▶ [Exercise inputs]
* * * * * * * * *

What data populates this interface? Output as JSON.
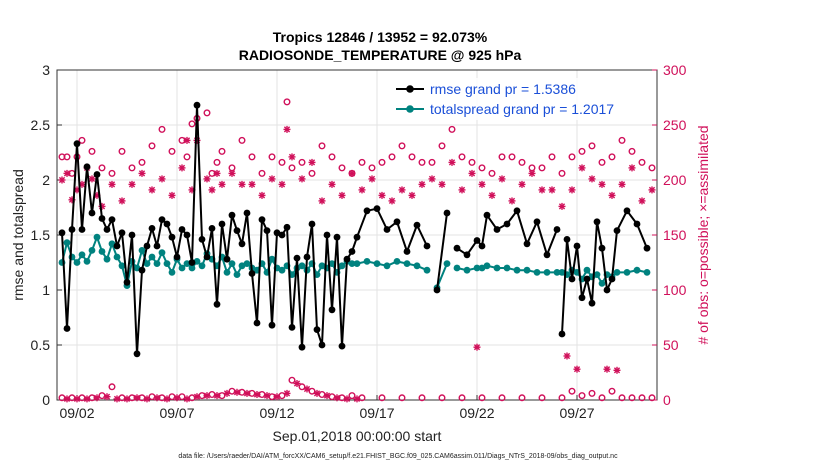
{
  "chart_data": {
    "type": "line",
    "title": "Tropics 12846 / 13952 = 92.073%",
    "subtitle": "RADIOSONDE_TEMPERATURE @ 925 hPa",
    "xlabel": "Sep.01,2018 00:00:00 start",
    "ylabel": "rmse and totalspread",
    "ylabel_right": "# of obs: o=possible; ×=assimilated",
    "footnote": "data file: /Users/raeder/DAI/ATM_forcXX/CAM6_setup/f.e21.FHIST_BGC.f09_025.CAM6assim.011/Diags_NTrS_2018-09/obs_diag_output.nc",
    "xlim": [
      1,
      31
    ],
    "ylim": [
      0,
      3
    ],
    "ylim_right": [
      0,
      300
    ],
    "x_ticks": [
      2,
      7,
      12,
      17,
      22,
      27
    ],
    "x_tick_labels": [
      "09/02",
      "09/07",
      "09/12",
      "09/17",
      "09/22",
      "09/27"
    ],
    "y_ticks": [
      0,
      0.5,
      1,
      1.5,
      2,
      2.5,
      3
    ],
    "y_tick_labels": [
      "0",
      "0.5",
      "1",
      "1.5",
      "2",
      "2.5",
      "3"
    ],
    "y_right_ticks": [
      0,
      50,
      100,
      150,
      200,
      250,
      300
    ],
    "y_right_tick_labels": [
      "0",
      "50",
      "100",
      "150",
      "200",
      "250",
      "300"
    ],
    "grid": true,
    "legend_position": "top-right",
    "colors": {
      "rmse": "#000000",
      "spread": "#00827f",
      "obs": "#d0105a",
      "legend_text": "#1a4fd8"
    },
    "series": [
      {
        "name": "rmse grand pr = 1.5386",
        "axis": "left",
        "x": [
          1.25,
          1.5,
          1.75,
          2,
          2.25,
          2.5,
          2.75,
          3,
          3.25,
          3.5,
          3.75,
          4,
          4.25,
          4.5,
          4.75,
          5,
          5.25,
          5.5,
          5.75,
          6,
          6.25,
          6.5,
          6.75,
          7,
          7.25,
          7.5,
          7.75,
          8,
          8.25,
          8.5,
          8.75,
          9,
          9.25,
          9.5,
          9.75,
          10,
          10.25,
          10.5,
          10.75,
          11,
          11.25,
          11.5,
          11.75,
          12,
          12.25,
          12.5,
          12.75,
          13,
          13.25,
          13.5,
          13.75,
          14,
          14.25,
          14.5,
          14.75,
          15,
          15.25,
          15.5,
          15.75,
          16,
          16.5,
          17,
          17.5,
          18,
          18.5,
          19,
          19.5,
          20,
          20.5,
          21,
          21.5,
          22,
          22.25,
          22.5,
          23,
          23.5,
          24,
          24.5,
          25,
          25.5,
          26,
          26.25,
          26.5,
          26.75,
          27,
          27.25,
          27.5,
          27.75,
          28,
          28.25,
          28.5,
          28.75,
          29,
          29.5,
          30,
          30.5
        ],
        "values": [
          1.52,
          0.65,
          1.55,
          2.33,
          1.55,
          2.12,
          1.7,
          2.05,
          1.65,
          1.55,
          1.64,
          1.4,
          1.52,
          1.07,
          1.5,
          0.42,
          1.18,
          1.4,
          1.56,
          1.4,
          1.64,
          1.6,
          1.48,
          1.3,
          1.55,
          1.5,
          1.25,
          2.68,
          1.46,
          1.3,
          1.56,
          0.87,
          1.6,
          1.28,
          1.68,
          1.54,
          1.42,
          1.7,
          1.15,
          0.7,
          1.64,
          1.54,
          0.68,
          1.52,
          1.5,
          1.57,
          0.66,
          1.29,
          0.48,
          1.3,
          1.6,
          0.64,
          0.5,
          1.5,
          0.82,
          1.48,
          0.49,
          1.28,
          1.35,
          1.48,
          1.72,
          1.74,
          1.55,
          1.62,
          1.35,
          1.59,
          1.4,
          1.0,
          1.7,
          1.38,
          1.32,
          1.45,
          1.4,
          1.68,
          1.55,
          1.6,
          1.72,
          1.42,
          1.62,
          1.32,
          1.55,
          0.6,
          1.46,
          1.1,
          1.4,
          0.93,
          1.1,
          0.88,
          1.62,
          1.38,
          1.0,
          1.1,
          1.54,
          1.72,
          1.6,
          1.38
        ],
        "gaps_after_index": [
          66,
          68,
          80
        ]
      },
      {
        "name": "totalspread grand pr = 1.2017",
        "axis": "left",
        "x": [
          1.25,
          1.5,
          1.75,
          2,
          2.25,
          2.5,
          2.75,
          3,
          3.25,
          3.5,
          3.75,
          4,
          4.25,
          4.5,
          4.75,
          5,
          5.25,
          5.5,
          5.75,
          6,
          6.25,
          6.5,
          6.75,
          7,
          7.25,
          7.5,
          7.75,
          8,
          8.25,
          8.5,
          8.75,
          9,
          9.25,
          9.5,
          9.75,
          10,
          10.25,
          10.5,
          10.75,
          11,
          11.25,
          11.5,
          11.75,
          12,
          12.25,
          12.5,
          12.75,
          13,
          13.25,
          13.5,
          13.75,
          14,
          14.25,
          14.5,
          14.75,
          15,
          15.25,
          15.5,
          15.75,
          16,
          16.5,
          17,
          17.5,
          18,
          18.5,
          19,
          19.5,
          20,
          20.5,
          21,
          21.5,
          22,
          22.25,
          22.5,
          23,
          23.5,
          24,
          24.5,
          25,
          25.5,
          26,
          26.25,
          26.5,
          26.75,
          27,
          27.25,
          27.5,
          27.75,
          28,
          28.25,
          28.5,
          28.75,
          29,
          29.5,
          30,
          30.5
        ],
        "values": [
          1.25,
          1.43,
          1.3,
          1.25,
          1.32,
          1.26,
          1.36,
          1.48,
          1.35,
          1.28,
          1.42,
          1.3,
          1.22,
          1.04,
          1.26,
          1.2,
          1.36,
          1.24,
          1.3,
          1.24,
          1.34,
          1.24,
          1.16,
          1.28,
          1.2,
          1.24,
          1.2,
          1.26,
          1.22,
          1.33,
          1.28,
          1.22,
          1.3,
          1.16,
          1.24,
          1.14,
          1.22,
          1.24,
          1.2,
          1.18,
          1.24,
          1.16,
          1.28,
          1.2,
          1.18,
          1.22,
          1.14,
          1.2,
          1.22,
          1.18,
          1.24,
          1.14,
          1.22,
          1.2,
          1.24,
          1.16,
          1.22,
          1.26,
          1.24,
          1.24,
          1.26,
          1.24,
          1.22,
          1.26,
          1.24,
          1.22,
          1.18,
          1.02,
          1.24,
          1.2,
          1.18,
          1.2,
          1.2,
          1.22,
          1.2,
          1.2,
          1.18,
          1.18,
          1.16,
          1.16,
          1.16,
          1.16,
          1.14,
          1.18,
          1.16,
          1.1,
          1.18,
          1.12,
          1.14,
          1.06,
          1.14,
          1.12,
          1.16,
          1.16,
          1.18,
          1.16
        ],
        "gaps_after_index": [
          66,
          68,
          80
        ]
      },
      {
        "name": "obs possible",
        "axis": "right",
        "marker": "o",
        "x": [
          1.25,
          1.5,
          1.75,
          2,
          2.25,
          2.75,
          3.25,
          3.75,
          4.25,
          4.75,
          5.25,
          5.75,
          6.25,
          6.75,
          7.25,
          7.5,
          7.75,
          8,
          8.5,
          8.75,
          9,
          9.25,
          9.75,
          10.25,
          10.75,
          11.25,
          11.75,
          12.25,
          12.5,
          12.75,
          13.25,
          13.75,
          14.25,
          14.75,
          15.25,
          15.75,
          16.25,
          16.75,
          17.25,
          17.75,
          18.25,
          18.75,
          19.25,
          19.75,
          20.25,
          20.75,
          21.25,
          21.75,
          22.25,
          22.75,
          23.25,
          23.75,
          24.25,
          24.75,
          25.25,
          25.75,
          26.25,
          26.75,
          27.25,
          27.75,
          28.25,
          28.75,
          29.25,
          29.75,
          30.25,
          30.75
        ],
        "values": [
          221,
          221,
          206,
          221,
          236,
          226,
          211,
          206,
          226,
          211,
          216,
          231,
          246,
          226,
          236,
          221,
          251,
          256,
          261,
          206,
          216,
          226,
          211,
          236,
          221,
          206,
          221,
          216,
          271,
          211,
          216,
          206,
          231,
          221,
          211,
          206,
          216,
          211,
          216,
          221,
          231,
          221,
          216,
          216,
          231,
          246,
          221,
          216,
          211,
          206,
          221,
          221,
          216,
          211,
          211,
          221,
          206,
          221,
          226,
          231,
          216,
          221,
          236,
          226,
          216,
          211
        ]
      },
      {
        "name": "obs assimilated",
        "axis": "right",
        "marker": "*",
        "x": [
          1.25,
          1.5,
          1.75,
          2,
          2.25,
          2.5,
          2.75,
          3,
          3.25,
          3.75,
          4.25,
          4.75,
          5.25,
          5.75,
          6.25,
          6.75,
          7.25,
          7.5,
          7.75,
          8,
          8.5,
          8.75,
          9,
          9.25,
          9.75,
          10.25,
          10.75,
          11.25,
          11.75,
          12.25,
          12.5,
          12.75,
          13.25,
          13.75,
          14.25,
          14.75,
          15.25,
          15.75,
          16.25,
          16.75,
          17.25,
          17.75,
          18.25,
          18.75,
          19.25,
          19.75,
          20.25,
          20.75,
          21.25,
          21.75,
          22.25,
          22.75,
          23.25,
          23.75,
          24.25,
          24.75,
          25.25,
          25.75,
          26.25,
          26.75,
          27.25,
          27.75,
          28.25,
          28.75,
          29.25,
          29.75,
          30.25,
          30.75
        ],
        "values": [
          200,
          206,
          182,
          191,
          196,
          211,
          201,
          186,
          176,
          196,
          181,
          196,
          206,
          191,
          201,
          186,
          211,
          236,
          191,
          236,
          201,
          191,
          206,
          196,
          206,
          196,
          196,
          186,
          201,
          196,
          246,
          221,
          201,
          216,
          181,
          196,
          186,
          206,
          191,
          201,
          186,
          181,
          191,
          186,
          196,
          201,
          196,
          216,
          191,
          206,
          196,
          186,
          201,
          181,
          196,
          206,
          191,
          191,
          176,
          191,
          211,
          201,
          196,
          186,
          196,
          211,
          181,
          191
        ]
      },
      {
        "name": "obs near zero possible",
        "axis": "right",
        "marker": "o",
        "x": [
          1.25,
          1.75,
          2.25,
          2.75,
          3.25,
          3.75,
          4.25,
          4.75,
          5.25,
          5.75,
          6.25,
          6.75,
          7.25,
          7.75,
          8.25,
          8.75,
          9.25,
          9.75,
          10.25,
          10.75,
          11.25,
          11.75,
          12.25,
          12.75,
          13.25,
          13.75,
          14.25,
          14.75,
          15.25,
          15.75,
          16.25,
          17.25,
          18.25,
          19.25,
          20.25,
          21.25,
          22.25,
          23.25,
          24.25,
          25.25,
          26.25,
          26.75,
          27.25,
          27.75,
          28.25,
          28.75,
          29.25,
          29.75,
          30.25,
          30.75
        ],
        "values": [
          2,
          2,
          2,
          2,
          4,
          12,
          2,
          2,
          2,
          3,
          2,
          3,
          3,
          2,
          4,
          5,
          4,
          8,
          7,
          6,
          5,
          3,
          4,
          18,
          12,
          8,
          5,
          3,
          2,
          4,
          2,
          2,
          2,
          2,
          2,
          2,
          2,
          2,
          2,
          2,
          2,
          8,
          4,
          6,
          2,
          8,
          2,
          2,
          2,
          2
        ]
      },
      {
        "name": "obs near zero assimilated",
        "axis": "right",
        "marker": "*",
        "x": [
          1.5,
          2,
          2.5,
          3,
          3.5,
          4,
          4.5,
          5,
          5.5,
          6,
          6.5,
          7,
          7.5,
          8,
          8.5,
          9,
          9.5,
          10,
          10.5,
          11,
          11.5,
          12,
          12.5,
          13,
          13.5,
          14,
          14.5,
          15,
          15.5,
          16,
          22,
          26.5,
          27,
          28.5,
          29
        ],
        "values": [
          1,
          1,
          1,
          2,
          3,
          1,
          1,
          2,
          1,
          2,
          1,
          2,
          1,
          3,
          4,
          4,
          6,
          7,
          6,
          5,
          4,
          3,
          6,
          15,
          10,
          6,
          4,
          2,
          1,
          1,
          48,
          40,
          28,
          28,
          27
        ]
      }
    ]
  }
}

* * * * * * * * *

▶ [Your instructions] Among the lines of the data, identify those with the word "name". Copy each of them.

▶ [Response to the task]
        "name": "rmse grand pr = 1.5386",
        "name": "totalspread grand pr = 1.2017",
        "name": "obs possible",
        "name": "obs assimilated",
        "name": "obs near zero possible",
        "name": "obs near zero assimilated",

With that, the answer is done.